Excerpt from a dataset:
- - - - - - -
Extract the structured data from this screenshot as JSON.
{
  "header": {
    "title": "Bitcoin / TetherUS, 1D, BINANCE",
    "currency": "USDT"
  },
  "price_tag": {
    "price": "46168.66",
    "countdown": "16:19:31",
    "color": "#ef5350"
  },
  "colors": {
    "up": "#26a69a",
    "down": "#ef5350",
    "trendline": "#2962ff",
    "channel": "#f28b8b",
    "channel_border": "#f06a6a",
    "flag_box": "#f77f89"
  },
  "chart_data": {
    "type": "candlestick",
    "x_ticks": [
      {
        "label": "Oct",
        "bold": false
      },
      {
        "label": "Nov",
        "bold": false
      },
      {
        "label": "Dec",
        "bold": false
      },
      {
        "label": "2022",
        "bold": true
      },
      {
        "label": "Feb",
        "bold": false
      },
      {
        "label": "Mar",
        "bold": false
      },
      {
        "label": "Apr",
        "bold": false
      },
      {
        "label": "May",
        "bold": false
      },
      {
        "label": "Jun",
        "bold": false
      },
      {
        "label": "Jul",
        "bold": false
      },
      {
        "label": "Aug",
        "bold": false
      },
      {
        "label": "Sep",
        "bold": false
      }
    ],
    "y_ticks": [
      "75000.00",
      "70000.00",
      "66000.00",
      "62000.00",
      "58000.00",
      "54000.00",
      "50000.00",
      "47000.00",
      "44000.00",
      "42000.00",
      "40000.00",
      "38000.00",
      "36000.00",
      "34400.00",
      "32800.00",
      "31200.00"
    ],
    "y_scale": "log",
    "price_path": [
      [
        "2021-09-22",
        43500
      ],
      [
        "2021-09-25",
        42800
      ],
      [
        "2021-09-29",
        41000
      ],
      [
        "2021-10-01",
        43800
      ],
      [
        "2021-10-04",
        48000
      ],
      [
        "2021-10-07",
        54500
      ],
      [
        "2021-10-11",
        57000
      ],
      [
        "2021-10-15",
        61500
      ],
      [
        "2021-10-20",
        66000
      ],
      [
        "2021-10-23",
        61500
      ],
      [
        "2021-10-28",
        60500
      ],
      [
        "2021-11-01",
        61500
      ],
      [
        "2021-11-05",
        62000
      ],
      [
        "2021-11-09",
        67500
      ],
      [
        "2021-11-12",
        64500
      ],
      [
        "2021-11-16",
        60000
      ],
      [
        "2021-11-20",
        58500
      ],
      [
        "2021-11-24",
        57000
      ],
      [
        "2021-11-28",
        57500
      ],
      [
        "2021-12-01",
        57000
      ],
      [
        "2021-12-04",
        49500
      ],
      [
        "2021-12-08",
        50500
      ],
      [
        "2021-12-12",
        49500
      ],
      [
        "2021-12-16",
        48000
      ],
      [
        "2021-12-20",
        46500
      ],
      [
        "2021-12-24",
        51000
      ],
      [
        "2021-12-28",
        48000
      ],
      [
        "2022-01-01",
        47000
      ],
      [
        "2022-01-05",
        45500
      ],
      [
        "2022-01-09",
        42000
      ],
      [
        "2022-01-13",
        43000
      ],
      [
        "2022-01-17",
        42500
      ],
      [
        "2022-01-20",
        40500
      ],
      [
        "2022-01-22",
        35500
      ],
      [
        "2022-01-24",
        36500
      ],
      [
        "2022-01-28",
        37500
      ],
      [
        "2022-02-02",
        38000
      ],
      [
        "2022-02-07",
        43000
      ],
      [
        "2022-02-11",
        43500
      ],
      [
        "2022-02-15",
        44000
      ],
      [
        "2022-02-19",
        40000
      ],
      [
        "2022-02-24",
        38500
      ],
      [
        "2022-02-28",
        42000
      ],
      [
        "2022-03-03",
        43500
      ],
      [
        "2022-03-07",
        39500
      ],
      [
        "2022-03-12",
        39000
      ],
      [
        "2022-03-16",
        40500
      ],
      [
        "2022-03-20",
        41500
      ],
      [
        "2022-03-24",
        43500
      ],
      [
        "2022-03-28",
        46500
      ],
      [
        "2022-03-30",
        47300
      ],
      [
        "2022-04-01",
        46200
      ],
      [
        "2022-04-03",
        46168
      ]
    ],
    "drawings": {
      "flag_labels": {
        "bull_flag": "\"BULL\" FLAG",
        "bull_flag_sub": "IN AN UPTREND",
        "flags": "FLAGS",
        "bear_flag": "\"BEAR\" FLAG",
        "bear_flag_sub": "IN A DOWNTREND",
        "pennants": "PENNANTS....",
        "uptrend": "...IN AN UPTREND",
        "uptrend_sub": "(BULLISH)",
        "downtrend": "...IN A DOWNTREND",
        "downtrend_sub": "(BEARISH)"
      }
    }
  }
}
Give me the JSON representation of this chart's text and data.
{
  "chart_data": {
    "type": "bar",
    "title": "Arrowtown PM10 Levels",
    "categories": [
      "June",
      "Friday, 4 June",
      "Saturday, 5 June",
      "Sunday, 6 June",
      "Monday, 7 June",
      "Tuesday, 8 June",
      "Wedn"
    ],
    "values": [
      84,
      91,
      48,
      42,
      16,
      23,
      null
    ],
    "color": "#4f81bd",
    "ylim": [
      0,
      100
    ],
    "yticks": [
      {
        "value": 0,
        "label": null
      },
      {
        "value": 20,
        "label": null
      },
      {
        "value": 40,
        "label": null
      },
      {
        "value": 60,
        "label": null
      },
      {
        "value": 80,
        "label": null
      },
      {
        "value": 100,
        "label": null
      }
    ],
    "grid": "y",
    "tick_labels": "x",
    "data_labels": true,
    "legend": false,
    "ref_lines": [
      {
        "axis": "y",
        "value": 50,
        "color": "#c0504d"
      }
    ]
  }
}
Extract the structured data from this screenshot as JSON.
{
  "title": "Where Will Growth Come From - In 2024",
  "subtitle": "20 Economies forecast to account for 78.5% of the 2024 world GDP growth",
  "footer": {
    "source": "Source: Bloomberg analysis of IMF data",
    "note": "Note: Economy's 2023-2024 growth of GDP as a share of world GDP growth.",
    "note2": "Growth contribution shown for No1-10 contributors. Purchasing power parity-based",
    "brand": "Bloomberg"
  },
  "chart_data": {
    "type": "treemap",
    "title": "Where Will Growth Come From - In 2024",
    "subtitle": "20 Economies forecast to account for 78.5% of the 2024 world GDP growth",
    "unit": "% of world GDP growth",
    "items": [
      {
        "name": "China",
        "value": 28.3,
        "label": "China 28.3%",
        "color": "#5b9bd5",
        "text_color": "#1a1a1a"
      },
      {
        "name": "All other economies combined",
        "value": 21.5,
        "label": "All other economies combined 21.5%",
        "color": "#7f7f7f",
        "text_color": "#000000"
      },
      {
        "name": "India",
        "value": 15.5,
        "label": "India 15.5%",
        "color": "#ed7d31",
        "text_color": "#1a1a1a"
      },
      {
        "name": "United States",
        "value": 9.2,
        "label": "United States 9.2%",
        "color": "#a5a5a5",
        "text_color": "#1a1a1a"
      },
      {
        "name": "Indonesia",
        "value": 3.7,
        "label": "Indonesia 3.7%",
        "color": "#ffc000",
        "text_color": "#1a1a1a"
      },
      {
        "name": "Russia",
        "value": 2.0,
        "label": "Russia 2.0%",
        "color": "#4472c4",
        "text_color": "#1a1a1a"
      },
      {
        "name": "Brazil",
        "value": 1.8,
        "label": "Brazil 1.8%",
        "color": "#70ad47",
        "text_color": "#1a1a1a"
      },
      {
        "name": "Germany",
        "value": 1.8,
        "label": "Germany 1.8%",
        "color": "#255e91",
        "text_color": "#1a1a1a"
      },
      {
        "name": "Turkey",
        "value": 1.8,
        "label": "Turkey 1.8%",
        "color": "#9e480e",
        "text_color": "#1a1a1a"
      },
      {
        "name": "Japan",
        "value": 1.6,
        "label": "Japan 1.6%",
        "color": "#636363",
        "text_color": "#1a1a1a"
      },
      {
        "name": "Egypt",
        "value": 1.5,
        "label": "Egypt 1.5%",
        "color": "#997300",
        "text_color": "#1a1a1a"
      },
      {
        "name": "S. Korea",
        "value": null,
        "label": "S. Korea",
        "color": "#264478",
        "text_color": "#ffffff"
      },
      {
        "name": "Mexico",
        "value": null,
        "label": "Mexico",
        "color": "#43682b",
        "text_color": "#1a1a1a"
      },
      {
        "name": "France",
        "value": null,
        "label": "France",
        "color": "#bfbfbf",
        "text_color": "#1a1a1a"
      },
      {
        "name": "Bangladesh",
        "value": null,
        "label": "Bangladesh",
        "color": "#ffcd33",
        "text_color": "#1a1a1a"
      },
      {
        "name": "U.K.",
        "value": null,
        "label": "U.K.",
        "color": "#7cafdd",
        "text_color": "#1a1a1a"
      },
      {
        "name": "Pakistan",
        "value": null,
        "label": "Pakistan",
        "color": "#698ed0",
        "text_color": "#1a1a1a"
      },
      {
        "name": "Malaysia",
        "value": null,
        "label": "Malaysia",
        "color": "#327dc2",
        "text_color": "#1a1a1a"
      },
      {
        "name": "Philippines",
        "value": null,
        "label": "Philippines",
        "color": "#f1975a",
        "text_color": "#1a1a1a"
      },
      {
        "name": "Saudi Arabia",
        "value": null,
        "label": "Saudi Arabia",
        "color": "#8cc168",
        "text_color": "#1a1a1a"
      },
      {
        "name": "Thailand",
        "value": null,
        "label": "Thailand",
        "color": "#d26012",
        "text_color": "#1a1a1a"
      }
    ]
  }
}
- - - - - - -
## SET EXERCISE:
Display every line of the listing that contains the string "June".

## COMPLETE ANSWER:
      "June",
      "Friday, 4 June",
      "Saturday, 5 June",
      "Sunday, 6 June",
      "Monday, 7 June",
      "Tuesday, 8 June",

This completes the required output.